- **Aim of the task**: Pictures do not belong in the copy. Return all of the entries exactly.

- **Data for processing**:
┌──

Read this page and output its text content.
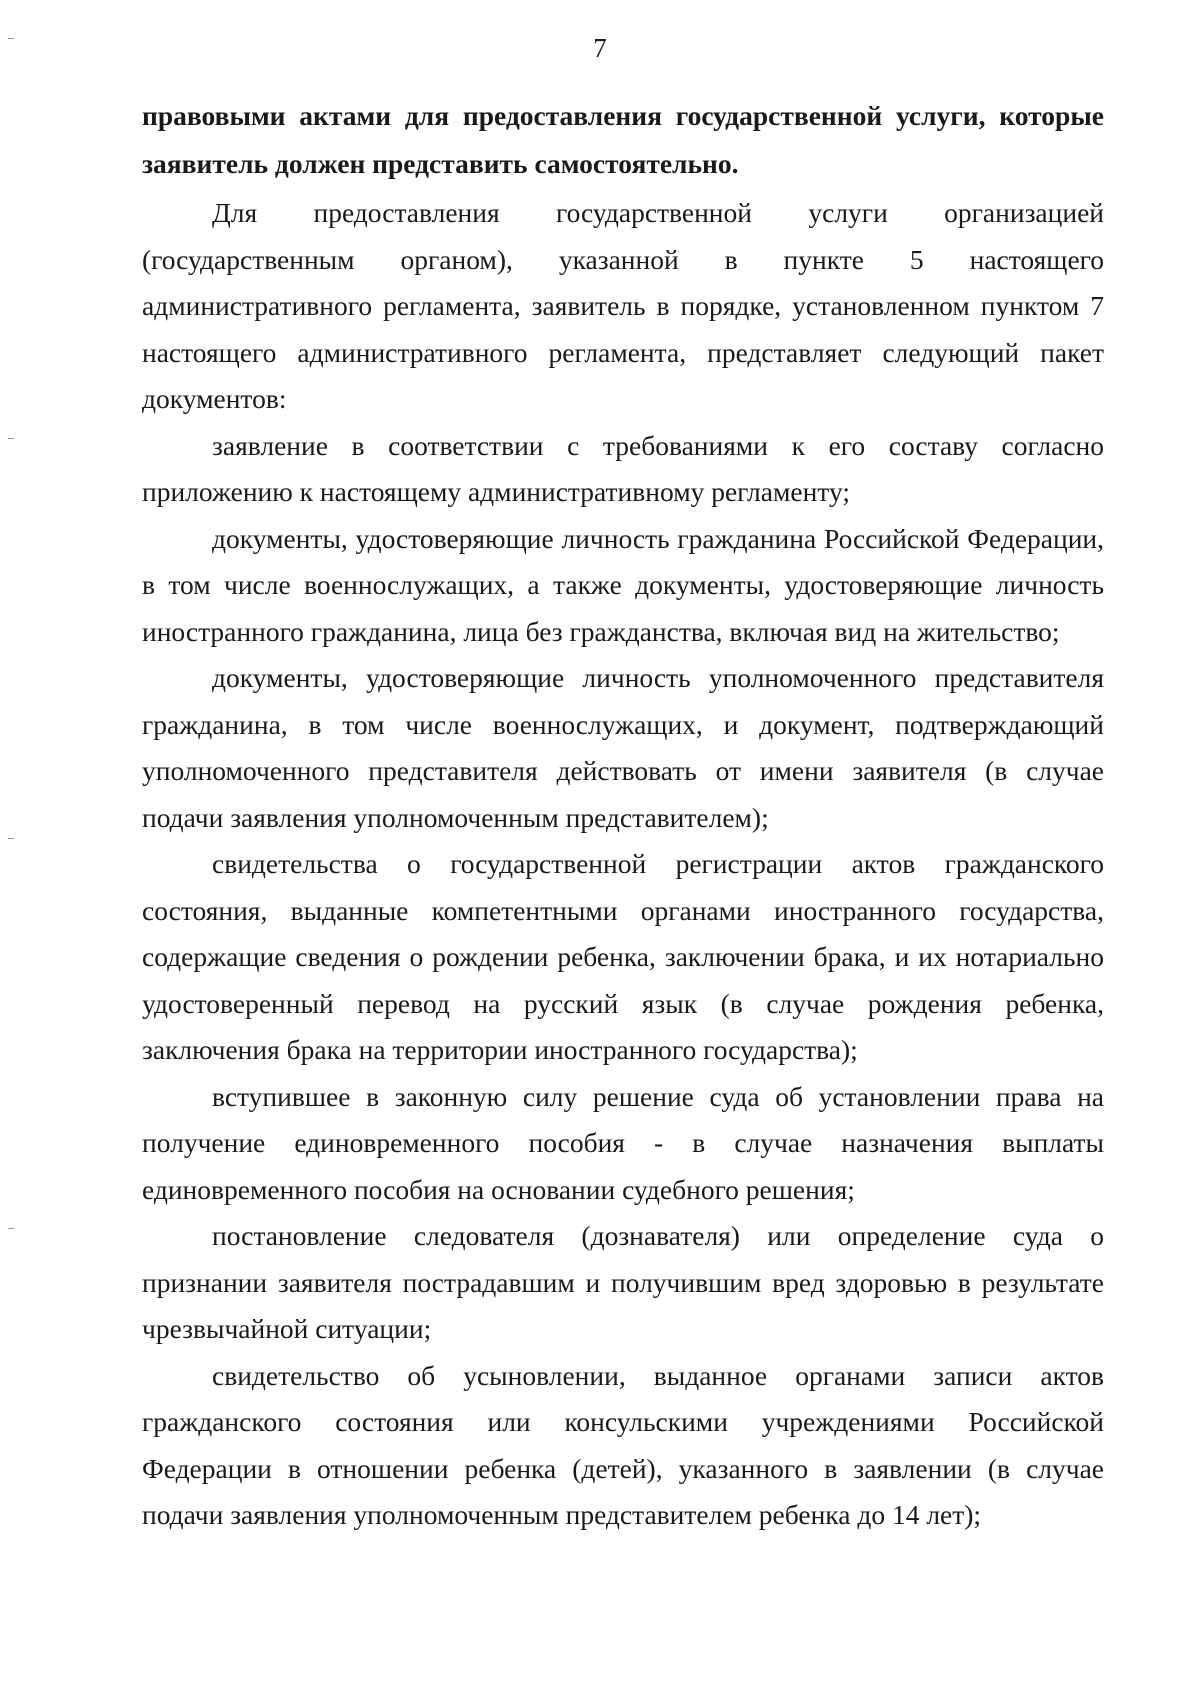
7

правовыми актами для предоставления государственной услуги, которые заявитель должен представить самостоятельно.

Для предоставления государственной услуги организацией (государственным органом), указанной в пункте 5 настоящего административного регламента, заявитель в порядке, установленном пунктом 7 настоящего административного регламента, представляет следующий пакет документов:

заявление в соответствии с требованиями к его составу согласно приложению к настоящему административному регламенту;

документы, удостоверяющие личность гражданина Российской Федерации, в том числе военнослужащих, а также документы, удостоверяющие личность иностранного гражданина, лица без гражданства, включая вид на жительство;

документы, удостоверяющие личность уполномоченного представителя гражданина, в том числе военнослужащих, и документ, подтверждающий уполномоченного представителя действовать от имени заявителя (в случае подачи заявления уполномоченным представителем);

свидетельства о государственной регистрации актов гражданского состояния, выданные компетентными органами иностранного государства, содержащие сведения о рождении ребенка, заключении брака, и их нотариально удостоверенный перевод на русский язык (в случае рождения ребенка, заключения брака на территории иностранного государства);

вступившее в законную силу решение суда об установлении права на получение единовременного пособия - в случае назначения выплаты единовременного пособия на основании судебного решения;

постановление следователя (дознавателя) или определение суда о признании заявителя пострадавшим и получившим вред здоровью в результате чрезвычайной ситуации;

свидетельство об усыновлении, выданное органами записи актов гражданского состояния или консульскими учреждениями Российской Федерации в отношении ребенка (детей), указанного в заявлении (в случае подачи заявления уполномоченным представителем ребенка до 14 лет);
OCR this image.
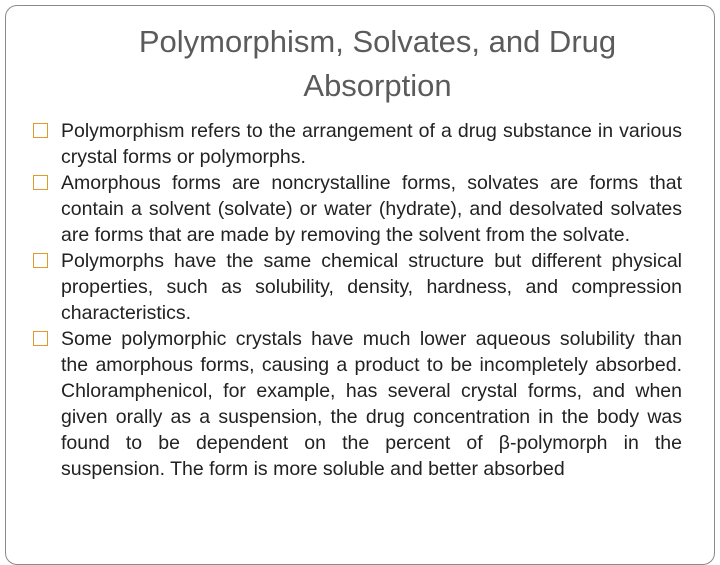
Polymorphism, Solvates, and Drug
Absorption

Polymorphism refers to the arrangement of a drug substance in various crystal forms or polymorphs.

Amorphous forms are noncrystalline forms, solvates are forms that contain a solvent (solvate) or water (hydrate), and desolvated solvates are forms that are made by removing the solvent from the solvate.

Polymorphs have the same chemical structure but different physical properties, such as solubility, density, hardness, and compression characteristics.

Some polymorphic crystals have much lower aqueous solubility than the amorphous forms, causing a product to be incompletely absorbed. Chloramphenicol, for example, has several crystal forms, and when given orally as a suspension, the drug concentration in the body was found to be dependent on the percent of β-polymorph in the suspension. The form is more soluble and better absorbed
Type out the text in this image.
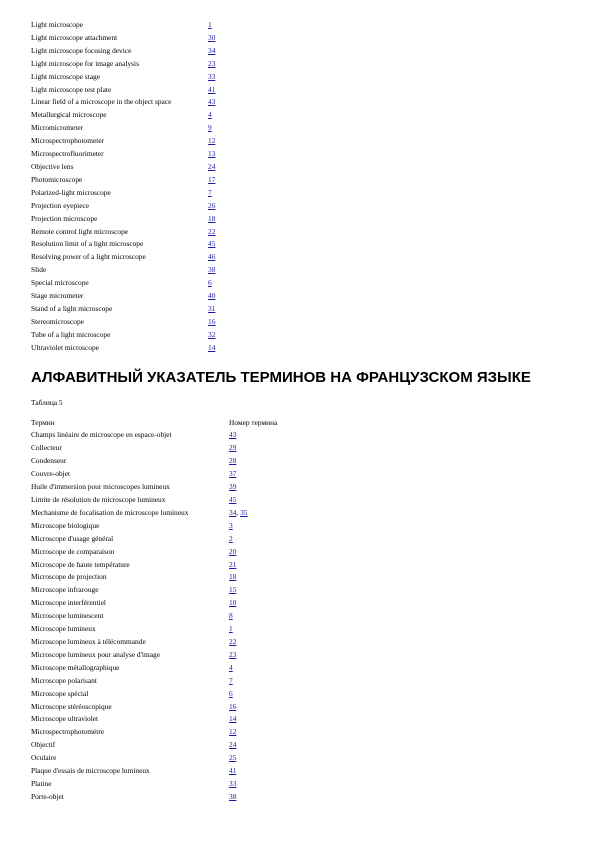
Light microscope	1
Light microscope attachment	30
Light microscope focusing device	34
Light microscope for image analysis	23
Light microscope stage	33
Light microscope test plate	41
Linear field of a microscope in the object space	43
Metallurgical microscope	4
Micromicrometer	9
Microspectrophotometer	12
Microspectrofluorimeter	13
Objective lens	24
Photomicroscope	17
Polarized-light microscope	7
Projection eyepiece	26
Projection microscope	18
Remote control light microscope	22
Resolution limit of a light microscope	45
Resolving power of a light microscope	46
Slide	38
Special microscope	6
Stage micrometer	40
Stand of a light microscope	31
Stereomicroscope	16
Tube of a light microscope	32
Ultraviolet microscope	14
АЛФАВИТНЫЙ УКАЗАТЕЛЬ ТЕРМИНОВ НА ФРАНЦУЗСКОМ ЯЗЫКЕ
Таблица 5
Термин	Номер термина
Champs linéaire de microscope en espace-objet	43
Collecteur	29
Condenseur	28
Couvre-objet	37
Huile d'immersion pour microscopes lumineux	39
Limite de résolution de microscope lumineux	45
Mechanisme de focalisation de microscope lumineux	34, 35
Microscope biologique	3
Microscope d'usage général	2
Microscope de comparaison	20
Microscope de haute température	21
Microscope de projection	18
Microscope infrarouge	15
Microscope interférentiel	10
Microscope luminescent	8
Microscope lumineux	1
Microscope lumineux à télécommande	22
Microscope lumineux pour analyse d'image	23
Microscope métallographique	4
Microscope polarisant	7
Microscope spécial	6
Microscope stéréoscopique	16
Microscope ultraviolet	14
Microspectrophotomètre	12
Objectif	24
Oculaire	25
Plaque d'essais de microscope lumineux	41
Platine	33
Porte-objet	38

└──

- **Written response**:
Read this page and output its text content.
7

правовыми актами для предоставления государственной услуги, которые заявитель должен представить самостоятельно.

Для предоставления государственной услуги организацией (государственным органом), указанной в пункте 5 настоящего административного регламента, заявитель в порядке, установленном пунктом 7 настоящего административного регламента, представляет следующий пакет документов:

заявление в соответствии с требованиями к его составу согласно приложению к настоящему административному регламенту;

документы, удостоверяющие личность гражданина Российской Федерации, в том числе военнослужащих, а также документы, удостоверяющие личность иностранного гражданина, лица без гражданства, включая вид на жительство;

документы, удостоверяющие личность уполномоченного представителя гражданина, в том числе военнослужащих, и документ, подтверждающий уполномоченного представителя действовать от имени заявителя (в случае подачи заявления уполномоченным представителем);

свидетельства о государственной регистрации актов гражданского состояния, выданные компетентными органами иностранного государства, содержащие сведения о рождении ребенка, заключении брака, и их нотариально удостоверенный перевод на русский язык (в случае рождения ребенка, заключения брака на территории иностранного государства);

вступившее в законную силу решение суда об установлении права на получение единовременного пособия - в случае назначения выплаты единовременного пособия на основании судебного решения;

постановление следователя (дознавателя) или определение суда о признании заявителя пострадавшим и получившим вред здоровью в результате чрезвычайной ситуации;

свидетельство об усыновлении, выданное органами записи актов гражданского состояния или консульскими учреждениями Российской Федерации в отношении ребенка (детей), указанного в заявлении (в случае подачи заявления уполномоченным представителем ребенка до 14 лет);
OCR this image.
Polymorphism, Solvates, and Drug
Absorption

Polymorphism refers to the arrangement of a drug substance in various crystal forms or polymorphs.

Amorphous forms are noncrystalline forms, solvates are forms that contain a solvent (solvate) or water (hydrate), and desolvated solvates are forms that are made by removing the solvent from the solvate.

Polymorphs have the same chemical structure but different physical properties, such as solubility, density, hardness, and compression characteristics.

Some polymorphic crystals have much lower aqueous solubility than the amorphous forms, causing a product to be incompletely absorbed. Chloramphenicol, for example, has several crystal forms, and when given orally as a suspension, the drug concentration in the body was found to be dependent on the percent of β-polymorph in the suspension. The form is more soluble and better absorbed
Type out the text in this image.
Light microscope	1
Light microscope attachment	30
Light microscope focusing device	34
Light microscope for image analysis	23
Light microscope stage	33
Light microscope test plate	41
Linear field of a microscope in the object space	43
Metallurgical microscope	4
Micromicrometer	9
Microspectrophotometer	12
Microspectrofluorimeter	13
Objective lens	24
Photomicroscope	17
Polarized-light microscope	7
Projection eyepiece	26
Projection microscope	18
Remote control light microscope	22
Resolution limit of a light microscope	45
Resolving power of a light microscope	46
Slide	38
Special microscope	6
Stage micrometer	40
Stand of a light microscope	31
Stereomicroscope	16
Tube of a light microscope	32
Ultraviolet microscope	14
АЛФАВИТНЫЙ УКАЗАТЕЛЬ ТЕРМИНОВ НА ФРАНЦУЗСКОМ ЯЗЫКЕ
Таблица 5
Термин	Номер термина
Champs linéaire de microscope en espace-objet	43
Collecteur	29
Condenseur	28
Couvre-objet	37
Huile d'immersion pour microscopes lumineux	39
Limite de résolution de microscope lumineux	45
Mechanisme de focalisation de microscope lumineux	34, 35
Microscope biologique	3
Microscope d'usage général	2
Microscope de comparaison	20
Microscope de haute température	21
Microscope de projection	18
Microscope infrarouge	15
Microscope interférentiel	10
Microscope luminescent	8
Microscope lumineux	1
Microscope lumineux à télécommande	22
Microscope lumineux pour analyse d'image	23
Microscope métallographique	4
Microscope polarisant	7
Microscope spécial	6
Microscope stéréoscopique	16
Microscope ultraviolet	14
Microspectrophotomètre	12
Objectif	24
Oculaire	25
Plaque d'essais de microscope lumineux	41
Platine	33
Porte-objet	38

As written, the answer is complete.